------ SEITENAUSZUG

Auf vielfachen Wunsch aus den Rathäusern erhöht Grün-Rot die Altersgrenze für Bürgermeister auf 73 Jahre. Die beiden Fraktionschefs Edith Sitzmann und Claus Schmiedel haben sich geeinigt. Eine „Lex Kuhn“?

Stuttgart - Die parlamentarische Sommerpause naht – traditionell die Zeit, in der die Regierungsfraktionen die noch verbliebenen Streitthemen vom Tisch räumen. In der Frage der Altersgrenze für Bürgermeister haben die beiden Vorsitzenden der Koalitionsfraktionen von Grünen und SPD, Edith Sitzmann und Claus Schmiedel, jetzt einen Vorschlag entwickelt, den sie am kommenden Dienstag ihren Abgeordneten vorlegen werden.

------------
------ BEREITGESTELLTE DATENSÄTZE

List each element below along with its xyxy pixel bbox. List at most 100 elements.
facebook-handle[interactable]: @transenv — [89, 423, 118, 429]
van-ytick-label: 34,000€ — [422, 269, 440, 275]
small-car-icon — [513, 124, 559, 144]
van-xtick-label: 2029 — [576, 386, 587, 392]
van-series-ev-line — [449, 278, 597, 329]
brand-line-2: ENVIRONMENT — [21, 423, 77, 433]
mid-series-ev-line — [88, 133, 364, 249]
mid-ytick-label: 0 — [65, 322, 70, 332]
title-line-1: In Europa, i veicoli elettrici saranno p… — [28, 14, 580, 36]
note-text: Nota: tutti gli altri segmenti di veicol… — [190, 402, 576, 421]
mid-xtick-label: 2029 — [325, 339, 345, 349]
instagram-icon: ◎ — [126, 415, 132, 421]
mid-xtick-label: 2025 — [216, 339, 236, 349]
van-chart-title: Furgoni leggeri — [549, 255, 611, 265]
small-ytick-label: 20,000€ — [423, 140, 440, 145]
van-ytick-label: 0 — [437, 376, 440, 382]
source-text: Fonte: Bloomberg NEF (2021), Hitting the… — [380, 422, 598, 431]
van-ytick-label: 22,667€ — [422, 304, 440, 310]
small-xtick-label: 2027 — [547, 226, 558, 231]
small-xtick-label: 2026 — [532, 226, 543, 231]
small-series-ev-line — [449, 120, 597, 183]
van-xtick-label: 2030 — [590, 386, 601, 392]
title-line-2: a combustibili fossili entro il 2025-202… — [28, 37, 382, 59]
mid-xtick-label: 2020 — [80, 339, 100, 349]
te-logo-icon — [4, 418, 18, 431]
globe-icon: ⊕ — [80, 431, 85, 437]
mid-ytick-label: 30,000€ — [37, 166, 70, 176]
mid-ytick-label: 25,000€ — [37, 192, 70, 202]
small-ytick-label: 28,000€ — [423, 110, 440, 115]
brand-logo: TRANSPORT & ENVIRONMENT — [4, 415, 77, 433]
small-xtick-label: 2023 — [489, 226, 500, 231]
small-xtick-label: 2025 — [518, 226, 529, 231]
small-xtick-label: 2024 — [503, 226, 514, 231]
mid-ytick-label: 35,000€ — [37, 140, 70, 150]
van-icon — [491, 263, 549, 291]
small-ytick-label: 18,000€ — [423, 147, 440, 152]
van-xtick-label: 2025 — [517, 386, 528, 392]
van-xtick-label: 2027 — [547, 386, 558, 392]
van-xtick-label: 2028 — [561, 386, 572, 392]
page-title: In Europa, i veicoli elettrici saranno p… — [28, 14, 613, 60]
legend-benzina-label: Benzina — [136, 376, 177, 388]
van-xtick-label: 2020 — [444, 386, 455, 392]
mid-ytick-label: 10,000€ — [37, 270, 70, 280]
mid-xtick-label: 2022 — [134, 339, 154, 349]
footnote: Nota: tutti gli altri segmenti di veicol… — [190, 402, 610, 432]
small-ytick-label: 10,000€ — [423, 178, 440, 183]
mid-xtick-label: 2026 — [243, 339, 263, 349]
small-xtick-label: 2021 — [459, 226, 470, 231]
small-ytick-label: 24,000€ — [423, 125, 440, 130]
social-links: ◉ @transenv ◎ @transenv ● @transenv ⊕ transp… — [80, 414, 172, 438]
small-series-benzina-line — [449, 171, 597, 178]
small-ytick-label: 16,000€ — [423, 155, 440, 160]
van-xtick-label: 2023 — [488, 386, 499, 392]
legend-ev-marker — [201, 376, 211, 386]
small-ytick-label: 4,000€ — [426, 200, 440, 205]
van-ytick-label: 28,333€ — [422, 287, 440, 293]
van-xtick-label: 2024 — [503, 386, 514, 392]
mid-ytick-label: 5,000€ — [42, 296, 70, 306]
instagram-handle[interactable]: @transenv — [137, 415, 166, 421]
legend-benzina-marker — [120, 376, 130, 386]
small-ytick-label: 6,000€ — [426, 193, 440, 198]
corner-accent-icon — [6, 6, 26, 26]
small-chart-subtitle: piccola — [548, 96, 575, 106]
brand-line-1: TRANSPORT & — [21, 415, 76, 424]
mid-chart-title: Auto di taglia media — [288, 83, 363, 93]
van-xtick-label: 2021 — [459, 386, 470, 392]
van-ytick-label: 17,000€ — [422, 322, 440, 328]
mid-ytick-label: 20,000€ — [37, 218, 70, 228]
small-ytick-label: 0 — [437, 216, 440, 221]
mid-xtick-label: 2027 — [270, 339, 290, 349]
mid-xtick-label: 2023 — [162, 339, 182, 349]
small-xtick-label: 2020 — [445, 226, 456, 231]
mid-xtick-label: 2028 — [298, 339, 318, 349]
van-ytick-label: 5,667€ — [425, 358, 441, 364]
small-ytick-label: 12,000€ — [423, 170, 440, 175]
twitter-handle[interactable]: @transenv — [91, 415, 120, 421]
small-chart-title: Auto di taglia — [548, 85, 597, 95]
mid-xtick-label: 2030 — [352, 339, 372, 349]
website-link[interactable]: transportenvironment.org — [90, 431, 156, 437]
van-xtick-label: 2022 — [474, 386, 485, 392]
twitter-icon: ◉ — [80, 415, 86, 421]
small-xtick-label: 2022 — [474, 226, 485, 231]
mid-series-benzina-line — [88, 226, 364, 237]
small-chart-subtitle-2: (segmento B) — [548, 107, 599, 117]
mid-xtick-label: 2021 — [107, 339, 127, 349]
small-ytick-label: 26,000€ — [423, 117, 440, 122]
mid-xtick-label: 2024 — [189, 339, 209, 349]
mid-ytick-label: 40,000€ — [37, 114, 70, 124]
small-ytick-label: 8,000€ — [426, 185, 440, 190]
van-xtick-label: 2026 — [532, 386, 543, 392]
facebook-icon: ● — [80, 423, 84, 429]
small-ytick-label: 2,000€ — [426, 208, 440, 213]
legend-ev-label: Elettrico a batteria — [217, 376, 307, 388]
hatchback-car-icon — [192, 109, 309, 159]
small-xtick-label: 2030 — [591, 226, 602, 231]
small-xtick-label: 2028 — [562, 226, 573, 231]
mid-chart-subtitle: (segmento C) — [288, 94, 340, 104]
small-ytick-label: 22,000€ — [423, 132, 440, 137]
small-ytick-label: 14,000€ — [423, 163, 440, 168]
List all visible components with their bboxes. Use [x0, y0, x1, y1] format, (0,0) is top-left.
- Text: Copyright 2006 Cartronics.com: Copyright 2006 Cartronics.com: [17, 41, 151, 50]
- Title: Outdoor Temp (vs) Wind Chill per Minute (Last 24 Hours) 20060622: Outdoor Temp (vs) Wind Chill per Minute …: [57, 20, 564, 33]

------------

- **ZU BEARBEITENDE AUFGABEN**
• A. Bearbeite den Artikel über die Altersgrenze für Bürgermeister, beginnend mit „Stuttgart - Die“ und endend mit „Abgeordneten vorlegen werden.“, und ersetze darin „Dienstag“ durch „Donnerstag“.
• B. Setze den Artikel über die Altersgrenze für Bürgermeister nach seinem letzten Satz fort.

- **NUMMERIERTE ANTWORTEN**
• A.
Stuttgart - Die parlamentarische Sommerpause naht – traditionell die Zeit, in der die Regierungsfraktionen die noch verbliebenen Streitthemen vom Tisch räumen. In der Frage der Altersgrenze für Bürgermeister haben die beiden Vorsitzenden der Koalitionsfraktionen von Grünen und SPD, Edith Sitzmann und Claus Schmiedel, jetzt einen Vorschlag entwickelt, den sie am kommenden Donnerstag ihren Abgeordneten vorlegen werden.

• B.
Demnach geben die Sozialdemokraten ihren Widerstand gegen eine Anhebung der Altersgrenze für Bürgermeister auf, verhindern aber deren gänzliche Abschaffung. Die beiden Fraktionsvorsitzenden Sitzmann und Schmiedel einigten sich stattdessen auf folgendes Modell: Bewerber für ein Bürgermeisteramt sollen bis zur Vollendung des 67. Lebensjahres wählbar sein. Bisher liegt die Grenze bei 65 Jahren. Im Fall ihrer Wahl können sie dann noch bis zur Vollendung des 73. Lebensjahres ihr Amt ausüben. Das wären dann nur sechs Jahre und nicht mehr die volle Amtszeit von acht Jahren. Bisher schreibt die Gemeindeordnung noch vor, dass mit 68 Jahren definitiv Schluss ist.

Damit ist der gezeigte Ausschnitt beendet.